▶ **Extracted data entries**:
▶
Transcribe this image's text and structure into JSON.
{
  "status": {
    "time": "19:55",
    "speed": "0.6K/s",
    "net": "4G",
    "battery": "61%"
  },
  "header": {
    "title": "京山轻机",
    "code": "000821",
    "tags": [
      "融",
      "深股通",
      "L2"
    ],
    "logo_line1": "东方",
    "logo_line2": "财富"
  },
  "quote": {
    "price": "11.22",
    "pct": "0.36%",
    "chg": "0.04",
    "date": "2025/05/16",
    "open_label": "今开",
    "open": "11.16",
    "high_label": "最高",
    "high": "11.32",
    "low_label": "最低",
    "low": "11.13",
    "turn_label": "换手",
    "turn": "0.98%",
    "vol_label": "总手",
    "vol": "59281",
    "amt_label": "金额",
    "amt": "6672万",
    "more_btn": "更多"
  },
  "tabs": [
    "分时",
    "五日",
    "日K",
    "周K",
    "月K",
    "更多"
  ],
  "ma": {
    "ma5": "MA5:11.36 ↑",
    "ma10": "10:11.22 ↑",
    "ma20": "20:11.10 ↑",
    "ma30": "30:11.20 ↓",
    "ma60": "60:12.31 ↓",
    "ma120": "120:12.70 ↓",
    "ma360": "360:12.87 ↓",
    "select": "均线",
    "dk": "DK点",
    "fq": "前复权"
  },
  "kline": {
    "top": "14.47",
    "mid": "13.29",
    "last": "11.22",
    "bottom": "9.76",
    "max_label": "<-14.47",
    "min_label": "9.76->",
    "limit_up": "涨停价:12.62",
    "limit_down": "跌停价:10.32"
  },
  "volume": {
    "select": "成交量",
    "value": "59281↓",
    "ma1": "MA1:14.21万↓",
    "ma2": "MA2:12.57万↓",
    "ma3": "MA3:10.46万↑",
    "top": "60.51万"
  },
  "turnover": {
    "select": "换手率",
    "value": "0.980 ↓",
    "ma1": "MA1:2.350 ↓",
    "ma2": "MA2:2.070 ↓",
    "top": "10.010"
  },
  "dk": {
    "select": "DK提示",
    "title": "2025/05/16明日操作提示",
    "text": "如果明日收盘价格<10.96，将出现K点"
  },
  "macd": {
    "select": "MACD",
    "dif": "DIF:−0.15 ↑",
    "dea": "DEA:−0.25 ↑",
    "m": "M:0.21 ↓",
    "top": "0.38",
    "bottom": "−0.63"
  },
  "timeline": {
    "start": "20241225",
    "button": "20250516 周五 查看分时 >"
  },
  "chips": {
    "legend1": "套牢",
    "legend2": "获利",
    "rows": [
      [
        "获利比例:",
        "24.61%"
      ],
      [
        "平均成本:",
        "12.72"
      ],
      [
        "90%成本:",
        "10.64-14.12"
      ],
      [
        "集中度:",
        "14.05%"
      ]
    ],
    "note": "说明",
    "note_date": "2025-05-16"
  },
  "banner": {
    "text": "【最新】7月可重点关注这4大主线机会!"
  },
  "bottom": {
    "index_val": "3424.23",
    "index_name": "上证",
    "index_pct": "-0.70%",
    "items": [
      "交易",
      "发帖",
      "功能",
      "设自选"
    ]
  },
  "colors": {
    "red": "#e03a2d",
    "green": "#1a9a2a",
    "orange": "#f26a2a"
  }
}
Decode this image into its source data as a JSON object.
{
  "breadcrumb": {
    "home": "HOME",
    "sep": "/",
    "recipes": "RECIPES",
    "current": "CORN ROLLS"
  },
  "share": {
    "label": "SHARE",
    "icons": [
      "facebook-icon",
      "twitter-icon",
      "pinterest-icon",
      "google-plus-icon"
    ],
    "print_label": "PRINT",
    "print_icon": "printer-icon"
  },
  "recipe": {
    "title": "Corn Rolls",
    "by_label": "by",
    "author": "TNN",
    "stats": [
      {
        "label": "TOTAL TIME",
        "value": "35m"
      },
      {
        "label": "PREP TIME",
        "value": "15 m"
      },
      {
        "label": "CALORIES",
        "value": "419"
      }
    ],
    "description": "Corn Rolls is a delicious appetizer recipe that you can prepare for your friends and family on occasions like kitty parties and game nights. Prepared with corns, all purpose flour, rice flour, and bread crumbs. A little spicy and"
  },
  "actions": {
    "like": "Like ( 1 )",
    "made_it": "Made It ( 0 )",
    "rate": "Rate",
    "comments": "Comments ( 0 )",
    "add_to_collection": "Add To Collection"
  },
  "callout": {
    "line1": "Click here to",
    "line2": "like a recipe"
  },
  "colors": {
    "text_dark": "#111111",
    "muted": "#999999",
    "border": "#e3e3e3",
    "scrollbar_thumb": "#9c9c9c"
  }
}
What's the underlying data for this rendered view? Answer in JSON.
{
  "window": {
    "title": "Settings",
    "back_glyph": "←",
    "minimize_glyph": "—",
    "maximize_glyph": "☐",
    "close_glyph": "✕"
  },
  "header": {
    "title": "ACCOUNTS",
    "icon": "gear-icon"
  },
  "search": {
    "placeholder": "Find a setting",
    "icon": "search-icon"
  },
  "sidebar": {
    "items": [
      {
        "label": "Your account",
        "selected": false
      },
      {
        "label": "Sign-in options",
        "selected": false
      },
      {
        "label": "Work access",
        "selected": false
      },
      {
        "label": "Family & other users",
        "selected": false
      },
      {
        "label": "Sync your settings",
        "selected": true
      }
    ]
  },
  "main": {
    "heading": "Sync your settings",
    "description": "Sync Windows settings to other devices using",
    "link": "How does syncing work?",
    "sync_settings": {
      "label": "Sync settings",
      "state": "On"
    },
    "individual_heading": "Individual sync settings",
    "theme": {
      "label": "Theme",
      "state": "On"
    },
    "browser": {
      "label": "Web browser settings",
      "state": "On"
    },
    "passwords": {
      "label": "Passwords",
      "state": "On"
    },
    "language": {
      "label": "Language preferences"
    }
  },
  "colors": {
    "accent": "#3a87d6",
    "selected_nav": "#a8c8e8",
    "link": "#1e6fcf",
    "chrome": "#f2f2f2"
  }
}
◀
▶ **Work to complete**: Retype the entries one by one, exactly.

▶ **Correct answer**:
Transcribe this image's text and structure into JSON.
{
  "status": {
    "time": "19:55",
    "speed": "0.6K/s",
    "net": "4G",
    "battery": "61%"
  },
  "header": {
    "title": "京山轻机",
    "code": "000821",
    "tags": [
      "融",
      "深股通",
      "L2"
    ],
    "logo_line1": "东方",
    "logo_line2": "财富"
  },
  "quote": {
    "price": "11.22",
    "pct": "0.36%",
    "chg": "0.04",
    "date": "2025/05/16",
    "open_label": "今开",
    "open": "11.16",
    "high_label": "最高",
    "high": "11.32",
    "low_label": "最低",
    "low": "11.13",
    "turn_label": "换手",
    "turn": "0.98%",
    "vol_label": "总手",
    "vol": "59281",
    "amt_label": "金额",
    "amt": "6672万",
    "more_btn": "更多"
  },
  "tabs": [
    "分时",
    "五日",
    "日K",
    "周K",
    "月K",
    "更多"
  ],
  "ma": {
    "ma5": "MA5:11.36 ↑",
    "ma10": "10:11.22 ↑",
    "ma20": "20:11.10 ↑",
    "ma30": "30:11.20 ↓",
    "ma60": "60:12.31 ↓",
    "ma120": "120:12.70 ↓",
    "ma360": "360:12.87 ↓",
    "select": "均线",
    "dk": "DK点",
    "fq": "前复权"
  },
  "kline": {
    "top": "14.47",
    "mid": "13.29",
    "last": "11.22",
    "bottom": "9.76",
    "max_label": "<-14.47",
    "min_label": "9.76->",
    "limit_up": "涨停价:12.62",
    "limit_down": "跌停价:10.32"
  },
  "volume": {
    "select": "成交量",
    "value": "59281↓",
    "ma1": "MA1:14.21万↓",
    "ma2": "MA2:12.57万↓",
    "ma3": "MA3:10.46万↑",
    "top": "60.51万"
  },
  "turnover": {
    "select": "换手率",
    "value": "0.980 ↓",
    "ma1": "MA1:2.350 ↓",
    "ma2": "MA2:2.070 ↓",
    "top": "10.010"
  },
  "dk": {
    "select": "DK提示",
    "title": "2025/05/16明日操作提示",
    "text": "如果明日收盘价格<10.96，将出现K点"
  },
  "macd": {
    "select": "MACD",
    "dif": "DIF:−0.15 ↑",
    "dea": "DEA:−0.25 ↑",
    "m": "M:0.21 ↓",
    "top": "0.38",
    "bottom": "−0.63"
  },
  "timeline": {
    "start": "20241225",
    "button": "20250516 周五 查看分时 >"
  },
  "chips": {
    "legend1": "套牢",
    "legend2": "获利",
    "rows": [
      [
        "获利比例:",
        "24.61%"
      ],
      [
        "平均成本:",
        "12.72"
      ],
      [
        "90%成本:",
        "10.64-14.12"
      ],
      [
        "集中度:",
        "14.05%"
      ]
    ],
    "note": "说明",
    "note_date": "2025-05-16"
  },
  "banner": {
    "text": "【最新】7月可重点关注这4大主线机会!"
  },
  "bottom": {
    "index_val": "3424.23",
    "index_name": "上证",
    "index_pct": "-0.70%",
    "items": [
      "交易",
      "发帖",
      "功能",
      "设自选"
    ]
  },
  "colors": {
    "red": "#e03a2d",
    "green": "#1a9a2a",
    "orange": "#f26a2a"
  }
}
Decode this image into its source data as a JSON object.
{
  "breadcrumb": {
    "home": "HOME",
    "sep": "/",
    "recipes": "RECIPES",
    "current": "CORN ROLLS"
  },
  "share": {
    "label": "SHARE",
    "icons": [
      "facebook-icon",
      "twitter-icon",
      "pinterest-icon",
      "google-plus-icon"
    ],
    "print_label": "PRINT",
    "print_icon": "printer-icon"
  },
  "recipe": {
    "title": "Corn Rolls",
    "by_label": "by",
    "author": "TNN",
    "stats": [
      {
        "label": "TOTAL TIME",
        "value": "35m"
      },
      {
        "label": "PREP TIME",
        "value": "15 m"
      },
      {
        "label": "CALORIES",
        "value": "419"
      }
    ],
    "description": "Corn Rolls is a delicious appetizer recipe that you can prepare for your friends and family on occasions like kitty parties and game nights. Prepared with corns, all purpose flour, rice flour, and bread crumbs. A little spicy and"
  },
  "actions": {
    "like": "Like ( 1 )",
    "made_it": "Made It ( 0 )",
    "rate": "Rate",
    "comments": "Comments ( 0 )",
    "add_to_collection": "Add To Collection"
  },
  "callout": {
    "line1": "Click here to",
    "line2": "like a recipe"
  },
  "colors": {
    "text_dark": "#111111",
    "muted": "#999999",
    "border": "#e3e3e3",
    "scrollbar_thumb": "#9c9c9c"
  }
}
What's the underlying data for this rendered view? Answer in JSON.
{
  "window": {
    "title": "Settings",
    "back_glyph": "←",
    "minimize_glyph": "—",
    "maximize_glyph": "☐",
    "close_glyph": "✕"
  },
  "header": {
    "title": "ACCOUNTS",
    "icon": "gear-icon"
  },
  "search": {
    "placeholder": "Find a setting",
    "icon": "search-icon"
  },
  "sidebar": {
    "items": [
      {
        "label": "Your account",
        "selected": false
      },
      {
        "label": "Sign-in options",
        "selected": false
      },
      {
        "label": "Work access",
        "selected": false
      },
      {
        "label": "Family & other users",
        "selected": false
      },
      {
        "label": "Sync your settings",
        "selected": true
      }
    ]
  },
  "main": {
    "heading": "Sync your settings",
    "description": "Sync Windows settings to other devices using",
    "link": "How does syncing work?",
    "sync_settings": {
      "label": "Sync settings",
      "state": "On"
    },
    "individual_heading": "Individual sync settings",
    "theme": {
      "label": "Theme",
      "state": "On"
    },
    "browser": {
      "label": "Web browser settings",
      "state": "On"
    },
    "passwords": {
      "label": "Passwords",
      "state": "On"
    },
    "language": {
      "label": "Language preferences"
    }
  },
  "colors": {
    "accent": "#3a87d6",
    "selected_nav": "#a8c8e8",
    "link": "#1e6fcf",
    "chrome": "#f2f2f2"
  }
}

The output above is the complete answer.